Reproduce the following material exactly, including every line.

>> start

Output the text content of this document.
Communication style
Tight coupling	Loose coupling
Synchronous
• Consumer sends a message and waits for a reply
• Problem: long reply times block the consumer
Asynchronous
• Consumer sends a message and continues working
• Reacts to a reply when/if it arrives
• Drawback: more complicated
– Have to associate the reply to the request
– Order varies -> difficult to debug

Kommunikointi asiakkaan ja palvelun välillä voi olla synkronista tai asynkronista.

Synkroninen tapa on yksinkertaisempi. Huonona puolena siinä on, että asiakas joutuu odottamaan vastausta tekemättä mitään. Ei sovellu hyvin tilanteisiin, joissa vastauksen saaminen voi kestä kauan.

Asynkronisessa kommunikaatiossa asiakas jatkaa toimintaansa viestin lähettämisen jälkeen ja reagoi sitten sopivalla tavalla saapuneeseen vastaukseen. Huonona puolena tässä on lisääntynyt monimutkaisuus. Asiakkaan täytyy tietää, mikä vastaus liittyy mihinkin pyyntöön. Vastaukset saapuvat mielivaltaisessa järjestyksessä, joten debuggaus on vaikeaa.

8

>> end

TASK SOLUTION:
Output the text content of this document.
Communication style
Tight coupling	Loose coupling
Synchronous
• Consumer sends a message and waits for a reply
• Problem: long reply times block the consumer
Asynchronous
• Consumer sends a message and continues working
• Reacts to a reply when/if it arrives
• Drawback: more complicated
– Have to associate the reply to the request
– Order varies -> difficult to debug

Kommunikointi asiakkaan ja palvelun välillä voi olla synkronista tai asynkronista.

Synkroninen tapa on yksinkertaisempi. Huonona puolena siinä on, että asiakas joutuu odottamaan vastausta tekemättä mitään. Ei sovellu hyvin tilanteisiin, joissa vastauksen saaminen voi kestä kauan.

Asynkronisessa kommunikaatiossa asiakas jatkaa toimintaansa viestin lähettämisen jälkeen ja reagoi sitten sopivalla tavalla saapuneeseen vastaukseen. Huonona puolena tässä on lisääntynyt monimutkaisuus. Asiakkaan täytyy tietää, mikä vastaus liittyy mihinkin pyyntöön. Vastaukset saapuvat mielivaltaisessa järjestyksessä, joten debuggaus on vaikeaa.

8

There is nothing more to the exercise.